| Records to process |
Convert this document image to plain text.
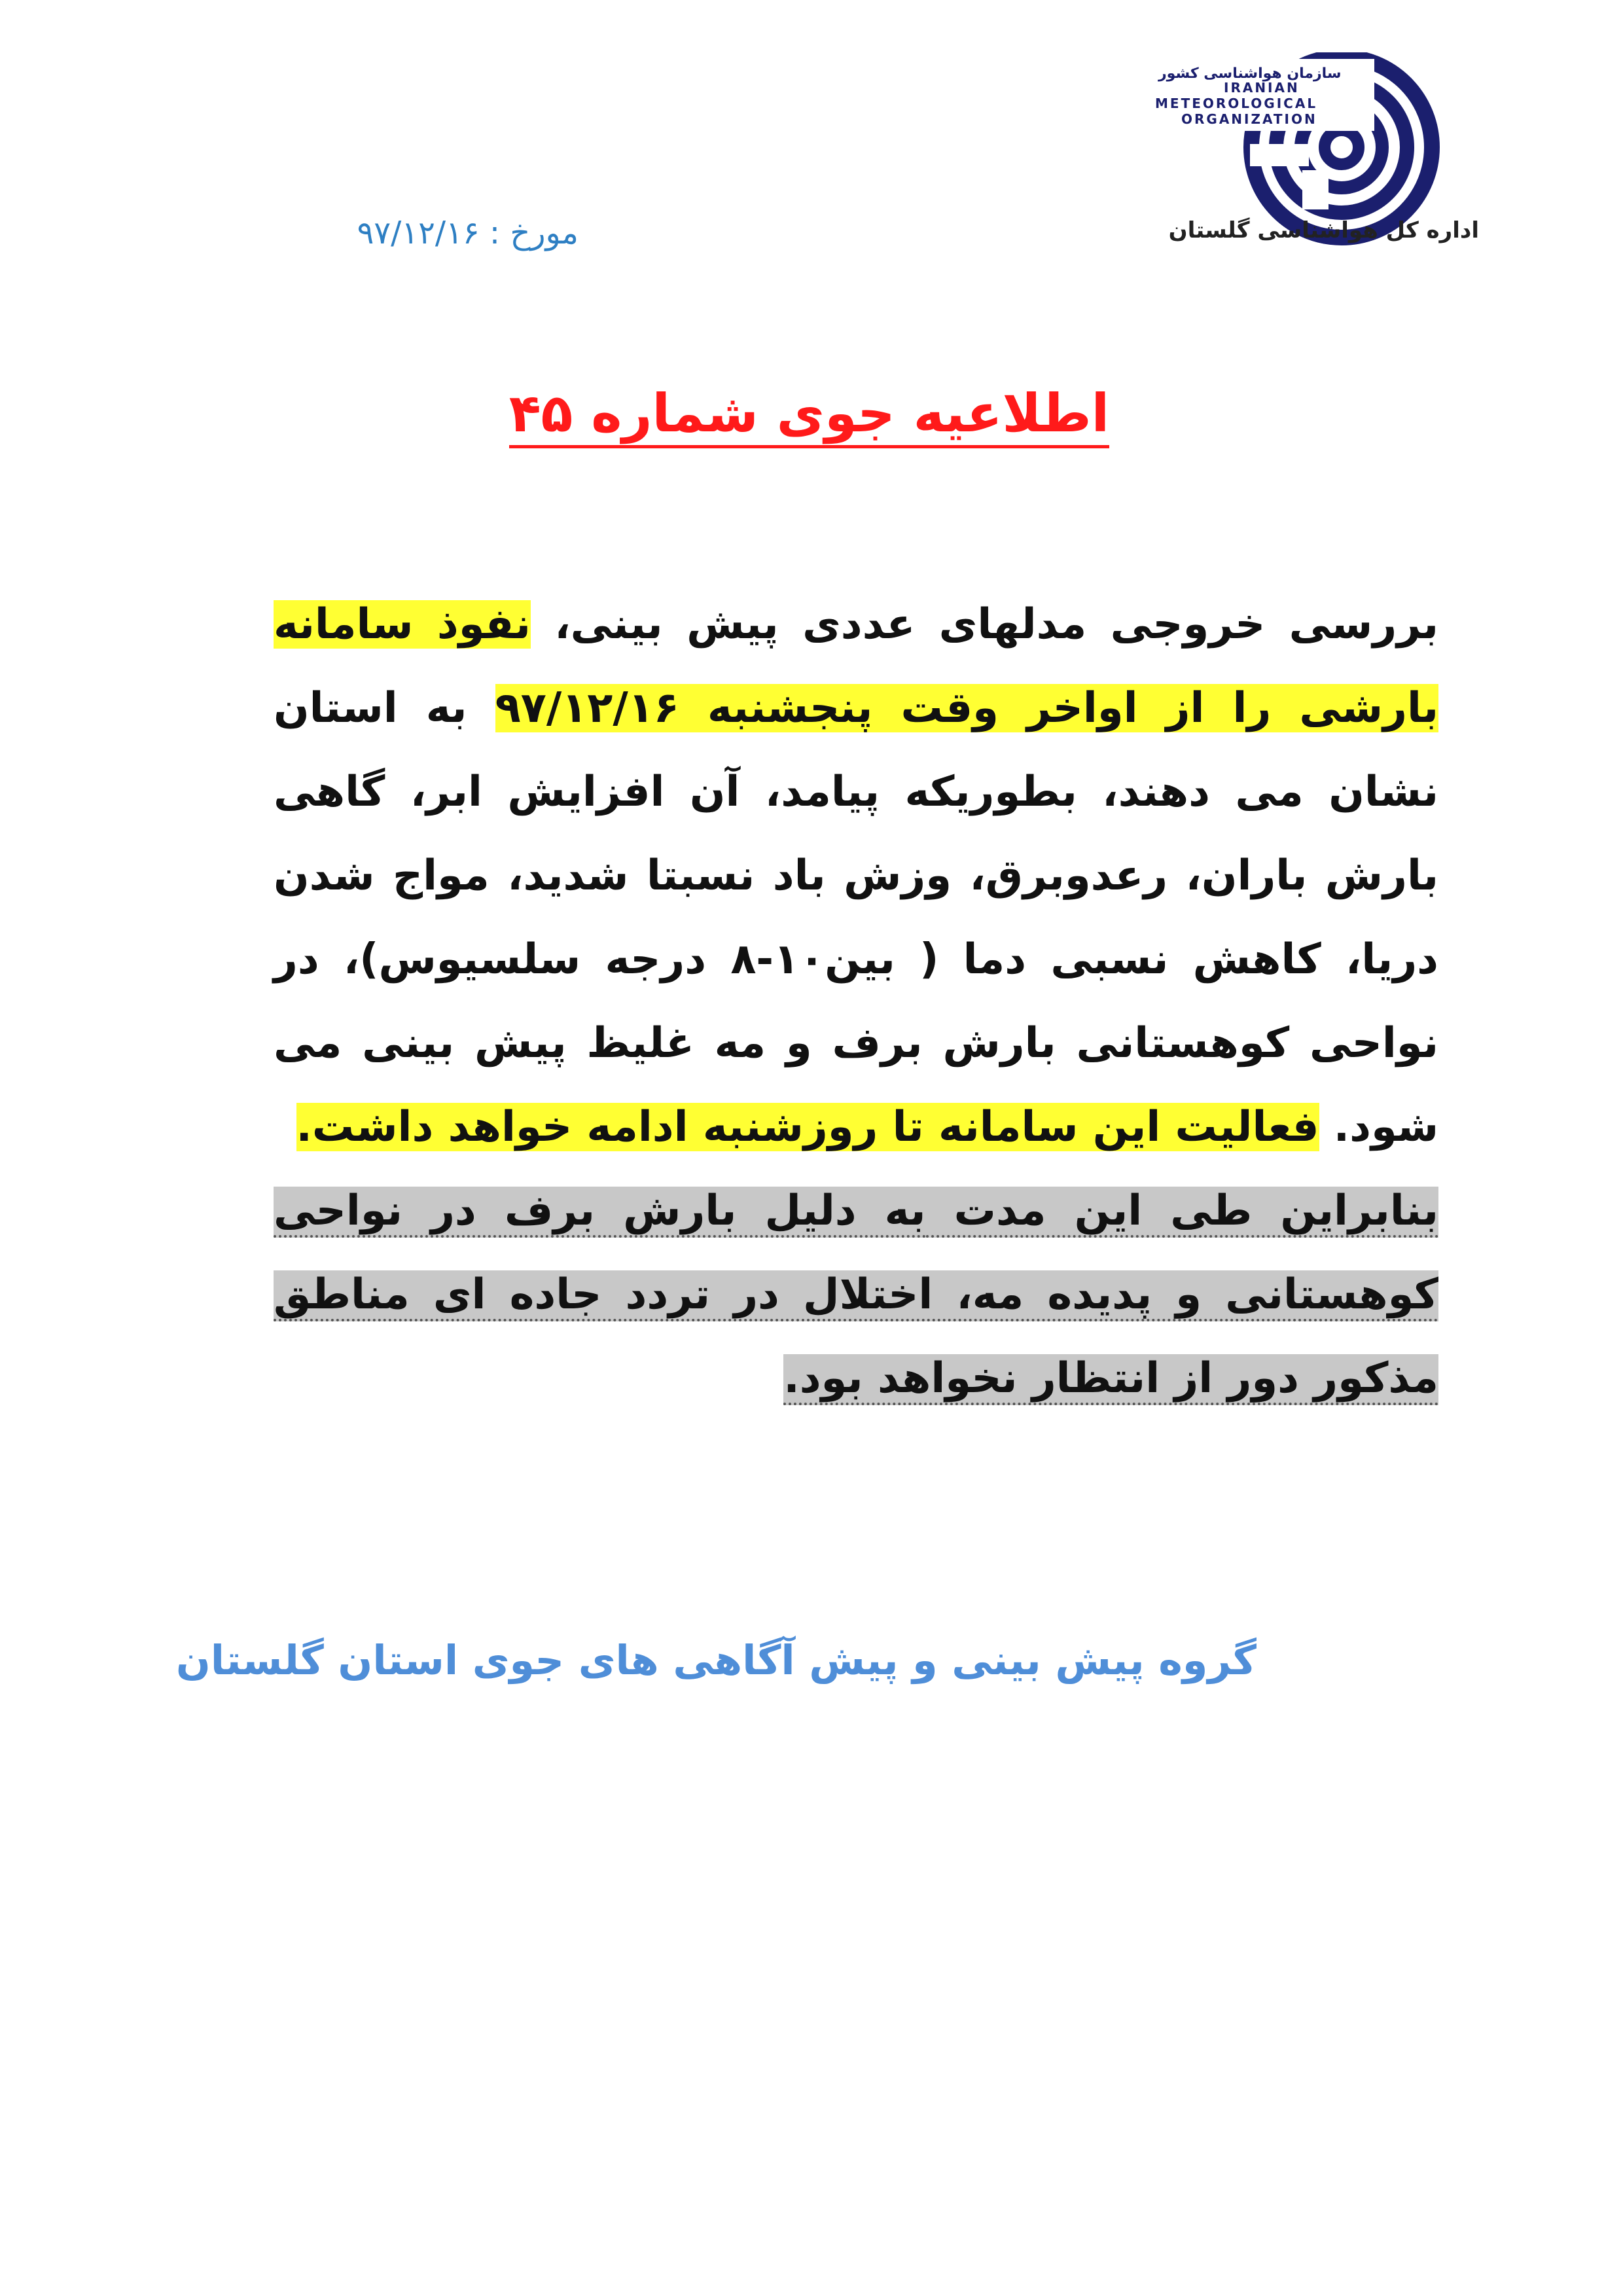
سازمان هواشناسی کشور
IRANIAN
METEOROLOGICAL
ORGANIZATION
اداره کل هواشناسی گلستان
مورخ : ۹۷/۱۲/۱۶
اطلاعیه جوی شماره ۴۵
بررسی خروجی مدلهای عددی پیش بینی، نفوذ سامانه بارشی را از اواخر وقت پنجشنبه ۹۷/۱۲/۱۶ به استان نشان می دهند، بطوریکه پیامد، آن افزایش ابر، گاهی بارش باران، رعدوبرق، وزش باد نسبتا شدید، مواج شدن دریا، کاهش نسبی دما ( بین۱۰-۸ درجه سلسیوس)، در نواحی کوهستانی بارش برف و مه غلیظ پیش بینی می شود. فعالیت این سامانه تا روزشنبه ادامه خواهد داشت.
بنابراین طی این مدت به دلیل بارش برف در نواحی کوهستانی و پدیده مه، اختلال در تردد جاده ای مناطق مذکور دور از انتظار نخواهد بود.
گروه پیش بینی و پیش آگاهی های جوی استان گلستان
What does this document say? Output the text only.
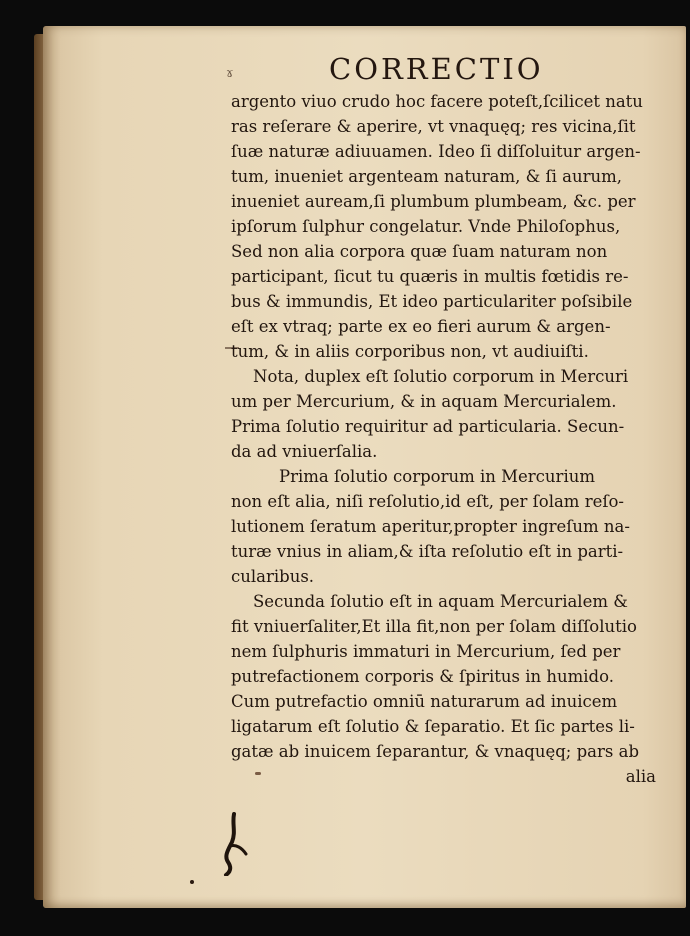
ɤ	CORRECTIO
argento viuo crudo hoc facere poteſt,ſcilicet natu
ras reſerare & aperire, vt vnaquęq; res vicina,ſit
ſuæ naturæ adiuuamen. Ideo ſi diſſoluitur argen-
tum, inueniet argenteam naturam, & ſi aurum,
inueniet auream,ſi plumbum plumbeam, &c. per
ipſorum ſulphur congelatur. Vnde Philoſophus,
Sed non alia corpora quæ ſuam naturam non
participant, ſicut tu quæris in multis fœtidis re-
bus & immundis, Et ideo particulariter poſsibile
eſt ex vtraq; parte ex eo fieri aurum & argen-
tum, & in aliis corporibus non, vt audiuiſti.
Nota, duplex eſt ſolutio corporum in Mercuri
um per Mercurium, & in aquam Mercurialem.
Prima ſolutio requiritur ad particularia. Secun-
da ad vniuerſalia.
Prima ſolutio corporum in Mercurium
non eſt alia, niſi reſolutio,id eſt, per ſolam reſo-
lutionem ſeratum aperitur,propter ingreſum na-
turæ vnius in aliam,& iſta reſolutio eſt in parti-
cularibus.
Secunda ſolutio eſt in aquam Mercurialem &
fit vniuerſaliter,Et illa fit,non per ſolam diſſolutio
nem ſulphuris immaturi in Mercurium, ſed per
putrefactionem corporis & ſpiritus in humido.
Cum putrefactio omniū naturarum ad inuicem
ligatarum eſt ſolutio & ſeparatio. Et ſic partes li-
gatæ ab inuicem ſeparantur, & vnaquęq; pars ab
alia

| Exercise instructions |
Count the lines in the records above that contain the word "بینی", and reply with only that number.

| Reply |
2